# What is needed
Read the listing below and copy out every line that holds "Password".

## start Supplied records

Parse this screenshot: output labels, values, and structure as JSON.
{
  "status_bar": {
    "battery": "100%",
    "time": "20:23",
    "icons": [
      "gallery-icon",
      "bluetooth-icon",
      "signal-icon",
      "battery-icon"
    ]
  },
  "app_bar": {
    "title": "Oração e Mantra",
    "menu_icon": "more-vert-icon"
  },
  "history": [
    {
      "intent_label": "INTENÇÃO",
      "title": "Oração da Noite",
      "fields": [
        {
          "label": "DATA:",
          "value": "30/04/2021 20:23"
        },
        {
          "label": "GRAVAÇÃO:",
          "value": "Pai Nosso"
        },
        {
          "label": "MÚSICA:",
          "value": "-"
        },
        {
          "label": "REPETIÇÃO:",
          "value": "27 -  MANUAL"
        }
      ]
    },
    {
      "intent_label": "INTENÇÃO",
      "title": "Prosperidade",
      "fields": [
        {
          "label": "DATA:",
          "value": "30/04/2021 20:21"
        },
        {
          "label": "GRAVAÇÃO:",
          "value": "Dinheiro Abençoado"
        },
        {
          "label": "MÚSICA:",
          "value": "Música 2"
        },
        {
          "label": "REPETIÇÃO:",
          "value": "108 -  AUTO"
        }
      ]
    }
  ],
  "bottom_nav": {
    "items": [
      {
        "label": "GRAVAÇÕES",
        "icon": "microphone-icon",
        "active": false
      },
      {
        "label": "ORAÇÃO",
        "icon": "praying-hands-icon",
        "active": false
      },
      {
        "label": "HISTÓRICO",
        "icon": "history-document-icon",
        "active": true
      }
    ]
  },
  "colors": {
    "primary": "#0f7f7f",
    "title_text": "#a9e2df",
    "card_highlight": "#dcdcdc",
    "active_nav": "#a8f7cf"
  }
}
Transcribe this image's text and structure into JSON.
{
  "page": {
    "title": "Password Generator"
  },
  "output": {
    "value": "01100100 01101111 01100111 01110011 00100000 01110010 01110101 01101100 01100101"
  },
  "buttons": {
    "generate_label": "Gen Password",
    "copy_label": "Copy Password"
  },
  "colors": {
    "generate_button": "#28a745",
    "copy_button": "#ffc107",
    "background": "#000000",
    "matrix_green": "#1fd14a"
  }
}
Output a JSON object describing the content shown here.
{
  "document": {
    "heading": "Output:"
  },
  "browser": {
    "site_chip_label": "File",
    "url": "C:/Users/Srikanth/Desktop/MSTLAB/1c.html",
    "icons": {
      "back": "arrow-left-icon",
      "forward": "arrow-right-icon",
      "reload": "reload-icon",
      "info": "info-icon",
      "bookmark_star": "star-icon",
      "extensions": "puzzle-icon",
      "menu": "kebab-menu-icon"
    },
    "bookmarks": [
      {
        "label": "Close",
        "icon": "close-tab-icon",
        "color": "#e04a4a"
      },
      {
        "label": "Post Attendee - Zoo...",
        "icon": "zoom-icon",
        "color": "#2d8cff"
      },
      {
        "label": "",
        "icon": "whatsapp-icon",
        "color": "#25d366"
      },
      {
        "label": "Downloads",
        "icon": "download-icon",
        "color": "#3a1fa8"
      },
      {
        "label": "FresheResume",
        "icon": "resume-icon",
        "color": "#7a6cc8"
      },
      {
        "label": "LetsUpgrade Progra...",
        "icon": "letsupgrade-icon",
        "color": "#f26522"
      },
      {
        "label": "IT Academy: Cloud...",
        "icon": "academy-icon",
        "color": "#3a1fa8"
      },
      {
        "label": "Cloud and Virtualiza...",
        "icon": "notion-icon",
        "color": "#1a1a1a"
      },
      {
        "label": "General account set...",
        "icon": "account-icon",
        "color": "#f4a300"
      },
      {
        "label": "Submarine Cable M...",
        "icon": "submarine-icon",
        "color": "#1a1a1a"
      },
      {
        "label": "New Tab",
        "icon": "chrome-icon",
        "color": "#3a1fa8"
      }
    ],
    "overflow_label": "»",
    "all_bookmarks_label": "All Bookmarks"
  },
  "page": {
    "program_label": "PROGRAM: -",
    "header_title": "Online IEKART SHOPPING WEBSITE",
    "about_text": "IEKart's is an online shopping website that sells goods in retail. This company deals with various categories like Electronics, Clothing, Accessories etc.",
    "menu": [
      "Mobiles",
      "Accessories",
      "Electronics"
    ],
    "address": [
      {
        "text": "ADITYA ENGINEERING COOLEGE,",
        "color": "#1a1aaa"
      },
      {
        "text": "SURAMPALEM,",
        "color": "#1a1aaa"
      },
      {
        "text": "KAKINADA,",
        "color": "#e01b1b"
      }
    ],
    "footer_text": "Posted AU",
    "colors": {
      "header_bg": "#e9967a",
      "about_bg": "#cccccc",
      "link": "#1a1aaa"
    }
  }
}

## end Supplied records

# The answer
    "title": "Password Generator"
    "generate_label": "Gen Password",
    "copy_label": "Copy Password"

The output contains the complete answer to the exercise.